## To do:
From the entries below, pull out each line where "this" appears.
#####
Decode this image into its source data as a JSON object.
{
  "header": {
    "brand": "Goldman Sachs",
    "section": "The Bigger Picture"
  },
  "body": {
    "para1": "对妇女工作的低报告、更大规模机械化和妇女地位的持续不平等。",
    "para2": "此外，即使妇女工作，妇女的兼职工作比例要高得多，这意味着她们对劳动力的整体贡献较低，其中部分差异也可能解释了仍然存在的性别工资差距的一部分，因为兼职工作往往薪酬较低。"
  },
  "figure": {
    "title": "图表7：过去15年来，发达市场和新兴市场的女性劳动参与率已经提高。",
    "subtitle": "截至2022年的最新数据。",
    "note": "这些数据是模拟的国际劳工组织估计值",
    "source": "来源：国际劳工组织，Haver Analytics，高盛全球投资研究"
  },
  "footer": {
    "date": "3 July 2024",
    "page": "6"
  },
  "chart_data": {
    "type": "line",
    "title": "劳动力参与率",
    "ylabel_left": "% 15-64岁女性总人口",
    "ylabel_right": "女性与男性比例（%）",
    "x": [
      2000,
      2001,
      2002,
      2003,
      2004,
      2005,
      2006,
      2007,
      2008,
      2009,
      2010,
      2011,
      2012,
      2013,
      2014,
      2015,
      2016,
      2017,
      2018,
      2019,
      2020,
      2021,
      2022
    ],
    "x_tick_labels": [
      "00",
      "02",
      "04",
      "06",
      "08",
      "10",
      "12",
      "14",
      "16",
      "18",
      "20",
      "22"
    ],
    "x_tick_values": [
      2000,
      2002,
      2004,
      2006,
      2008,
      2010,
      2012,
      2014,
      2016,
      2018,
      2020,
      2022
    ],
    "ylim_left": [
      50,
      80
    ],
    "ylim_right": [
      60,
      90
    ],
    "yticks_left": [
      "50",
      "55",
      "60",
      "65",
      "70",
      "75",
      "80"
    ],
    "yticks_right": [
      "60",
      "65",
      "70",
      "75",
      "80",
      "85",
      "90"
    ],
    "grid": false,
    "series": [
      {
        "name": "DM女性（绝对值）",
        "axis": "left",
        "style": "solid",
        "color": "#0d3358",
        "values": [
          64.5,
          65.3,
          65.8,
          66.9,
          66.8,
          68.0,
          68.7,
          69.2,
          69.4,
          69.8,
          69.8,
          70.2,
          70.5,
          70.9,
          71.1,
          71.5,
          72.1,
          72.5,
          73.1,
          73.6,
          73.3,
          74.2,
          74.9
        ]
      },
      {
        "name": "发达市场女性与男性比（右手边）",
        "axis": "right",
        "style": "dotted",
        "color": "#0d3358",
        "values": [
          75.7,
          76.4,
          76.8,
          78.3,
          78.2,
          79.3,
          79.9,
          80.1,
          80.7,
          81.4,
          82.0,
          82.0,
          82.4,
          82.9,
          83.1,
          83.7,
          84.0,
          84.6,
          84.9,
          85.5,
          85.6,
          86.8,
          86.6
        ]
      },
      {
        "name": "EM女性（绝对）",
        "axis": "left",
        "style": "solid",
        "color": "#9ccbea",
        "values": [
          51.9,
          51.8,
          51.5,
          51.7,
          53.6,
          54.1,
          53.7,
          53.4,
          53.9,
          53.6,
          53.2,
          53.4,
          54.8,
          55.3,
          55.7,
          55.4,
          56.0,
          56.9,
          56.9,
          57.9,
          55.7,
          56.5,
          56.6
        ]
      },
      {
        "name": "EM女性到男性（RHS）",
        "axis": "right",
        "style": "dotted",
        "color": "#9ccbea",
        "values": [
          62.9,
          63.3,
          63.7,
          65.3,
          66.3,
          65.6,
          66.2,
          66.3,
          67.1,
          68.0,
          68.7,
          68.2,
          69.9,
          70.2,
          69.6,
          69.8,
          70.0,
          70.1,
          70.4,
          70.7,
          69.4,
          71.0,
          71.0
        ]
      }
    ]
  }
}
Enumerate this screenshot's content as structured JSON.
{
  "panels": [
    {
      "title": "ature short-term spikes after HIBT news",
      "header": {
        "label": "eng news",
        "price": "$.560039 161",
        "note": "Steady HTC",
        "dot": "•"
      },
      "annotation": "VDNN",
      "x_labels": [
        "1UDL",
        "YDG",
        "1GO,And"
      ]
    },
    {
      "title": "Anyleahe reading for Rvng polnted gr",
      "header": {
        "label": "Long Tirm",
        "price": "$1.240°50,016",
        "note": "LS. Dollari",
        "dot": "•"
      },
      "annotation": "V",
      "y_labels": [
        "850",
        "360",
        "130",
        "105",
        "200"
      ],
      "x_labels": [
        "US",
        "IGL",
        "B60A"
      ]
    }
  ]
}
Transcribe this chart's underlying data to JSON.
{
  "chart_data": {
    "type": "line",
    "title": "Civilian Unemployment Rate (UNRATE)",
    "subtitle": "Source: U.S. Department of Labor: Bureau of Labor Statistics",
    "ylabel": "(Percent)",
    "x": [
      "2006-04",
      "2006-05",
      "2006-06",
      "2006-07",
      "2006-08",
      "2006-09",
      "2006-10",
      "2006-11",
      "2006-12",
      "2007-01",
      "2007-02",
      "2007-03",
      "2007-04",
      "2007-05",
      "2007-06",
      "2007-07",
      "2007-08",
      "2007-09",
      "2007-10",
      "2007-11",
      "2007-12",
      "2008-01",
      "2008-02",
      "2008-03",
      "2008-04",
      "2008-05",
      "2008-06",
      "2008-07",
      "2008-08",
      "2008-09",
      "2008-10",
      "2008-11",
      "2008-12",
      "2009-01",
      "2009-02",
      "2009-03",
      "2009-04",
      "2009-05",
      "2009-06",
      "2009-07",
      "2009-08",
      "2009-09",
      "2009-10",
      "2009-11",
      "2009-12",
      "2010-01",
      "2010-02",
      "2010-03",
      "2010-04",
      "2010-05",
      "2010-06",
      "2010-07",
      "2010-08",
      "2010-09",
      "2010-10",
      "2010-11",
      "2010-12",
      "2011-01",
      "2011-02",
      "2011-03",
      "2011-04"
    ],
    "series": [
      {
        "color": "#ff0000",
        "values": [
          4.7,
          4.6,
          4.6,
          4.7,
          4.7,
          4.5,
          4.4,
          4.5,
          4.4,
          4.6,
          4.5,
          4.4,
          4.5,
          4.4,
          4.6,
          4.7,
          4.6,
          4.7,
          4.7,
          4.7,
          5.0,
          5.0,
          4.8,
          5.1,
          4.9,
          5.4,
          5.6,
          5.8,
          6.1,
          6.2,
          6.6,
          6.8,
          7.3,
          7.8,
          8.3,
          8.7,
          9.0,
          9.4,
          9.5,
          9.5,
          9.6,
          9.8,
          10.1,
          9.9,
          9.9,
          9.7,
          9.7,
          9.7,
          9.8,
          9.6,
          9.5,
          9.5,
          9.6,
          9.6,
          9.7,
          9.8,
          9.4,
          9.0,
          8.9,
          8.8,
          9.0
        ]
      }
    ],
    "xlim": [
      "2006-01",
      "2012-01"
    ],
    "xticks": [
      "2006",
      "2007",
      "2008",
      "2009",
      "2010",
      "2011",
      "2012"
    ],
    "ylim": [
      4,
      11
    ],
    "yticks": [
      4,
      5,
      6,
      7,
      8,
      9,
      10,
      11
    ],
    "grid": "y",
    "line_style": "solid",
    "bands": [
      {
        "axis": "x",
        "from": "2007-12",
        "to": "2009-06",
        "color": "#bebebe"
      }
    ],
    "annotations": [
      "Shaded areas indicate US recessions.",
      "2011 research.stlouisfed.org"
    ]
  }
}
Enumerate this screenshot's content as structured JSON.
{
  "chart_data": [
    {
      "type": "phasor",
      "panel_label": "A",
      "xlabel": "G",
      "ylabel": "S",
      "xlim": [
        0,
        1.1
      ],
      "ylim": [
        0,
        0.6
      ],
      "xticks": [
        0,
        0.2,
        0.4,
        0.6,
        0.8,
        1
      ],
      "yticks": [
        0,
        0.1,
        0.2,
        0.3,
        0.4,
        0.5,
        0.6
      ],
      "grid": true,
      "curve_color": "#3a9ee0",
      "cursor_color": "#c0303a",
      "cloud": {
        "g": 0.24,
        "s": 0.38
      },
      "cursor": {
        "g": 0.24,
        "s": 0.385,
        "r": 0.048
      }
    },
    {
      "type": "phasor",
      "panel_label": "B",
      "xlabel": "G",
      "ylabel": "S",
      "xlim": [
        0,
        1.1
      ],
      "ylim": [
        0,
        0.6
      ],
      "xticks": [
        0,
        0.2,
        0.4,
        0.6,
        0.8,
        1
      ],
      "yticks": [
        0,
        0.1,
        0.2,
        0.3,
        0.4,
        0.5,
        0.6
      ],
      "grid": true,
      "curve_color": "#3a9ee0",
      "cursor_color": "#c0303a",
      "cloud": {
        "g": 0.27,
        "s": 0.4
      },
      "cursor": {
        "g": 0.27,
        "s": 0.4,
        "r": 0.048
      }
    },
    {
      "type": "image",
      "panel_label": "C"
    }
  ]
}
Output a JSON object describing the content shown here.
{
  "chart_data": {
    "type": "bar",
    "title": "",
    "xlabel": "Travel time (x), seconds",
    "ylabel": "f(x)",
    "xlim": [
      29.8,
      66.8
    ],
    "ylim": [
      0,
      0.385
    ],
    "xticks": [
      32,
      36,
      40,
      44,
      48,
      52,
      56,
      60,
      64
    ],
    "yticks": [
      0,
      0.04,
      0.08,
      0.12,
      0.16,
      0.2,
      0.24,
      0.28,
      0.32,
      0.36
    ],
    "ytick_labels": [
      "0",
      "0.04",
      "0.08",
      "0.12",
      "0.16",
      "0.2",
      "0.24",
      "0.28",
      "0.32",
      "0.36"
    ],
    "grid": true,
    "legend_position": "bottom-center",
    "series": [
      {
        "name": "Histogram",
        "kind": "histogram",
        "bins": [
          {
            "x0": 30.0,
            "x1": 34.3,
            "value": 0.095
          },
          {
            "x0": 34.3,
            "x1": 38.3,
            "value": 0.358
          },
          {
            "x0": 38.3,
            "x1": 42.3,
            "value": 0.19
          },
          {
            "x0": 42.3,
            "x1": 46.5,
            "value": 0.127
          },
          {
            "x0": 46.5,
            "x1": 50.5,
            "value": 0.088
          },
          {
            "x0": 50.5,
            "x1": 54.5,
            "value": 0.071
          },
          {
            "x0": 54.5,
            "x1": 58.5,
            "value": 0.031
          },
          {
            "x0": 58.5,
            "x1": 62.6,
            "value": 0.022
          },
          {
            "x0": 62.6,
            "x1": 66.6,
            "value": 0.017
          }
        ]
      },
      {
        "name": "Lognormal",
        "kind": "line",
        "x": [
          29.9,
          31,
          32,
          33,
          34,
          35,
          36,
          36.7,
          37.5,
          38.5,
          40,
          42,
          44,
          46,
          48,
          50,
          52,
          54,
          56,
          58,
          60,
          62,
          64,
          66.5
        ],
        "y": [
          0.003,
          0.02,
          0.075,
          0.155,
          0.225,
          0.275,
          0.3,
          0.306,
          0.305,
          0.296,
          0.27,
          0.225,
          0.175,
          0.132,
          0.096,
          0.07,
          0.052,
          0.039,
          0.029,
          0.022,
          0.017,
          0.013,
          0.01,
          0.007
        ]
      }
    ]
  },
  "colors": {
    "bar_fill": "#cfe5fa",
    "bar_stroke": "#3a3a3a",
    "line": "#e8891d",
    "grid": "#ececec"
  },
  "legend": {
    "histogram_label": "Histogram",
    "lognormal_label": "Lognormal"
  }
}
#####
## Complete answer:
Decode this image into its source data as a JSON object.
Enumerate this screenshot's content as structured JSON.
Transcribe this chart's underlying data to JSON.
Enumerate this screenshot's content as structured JSON.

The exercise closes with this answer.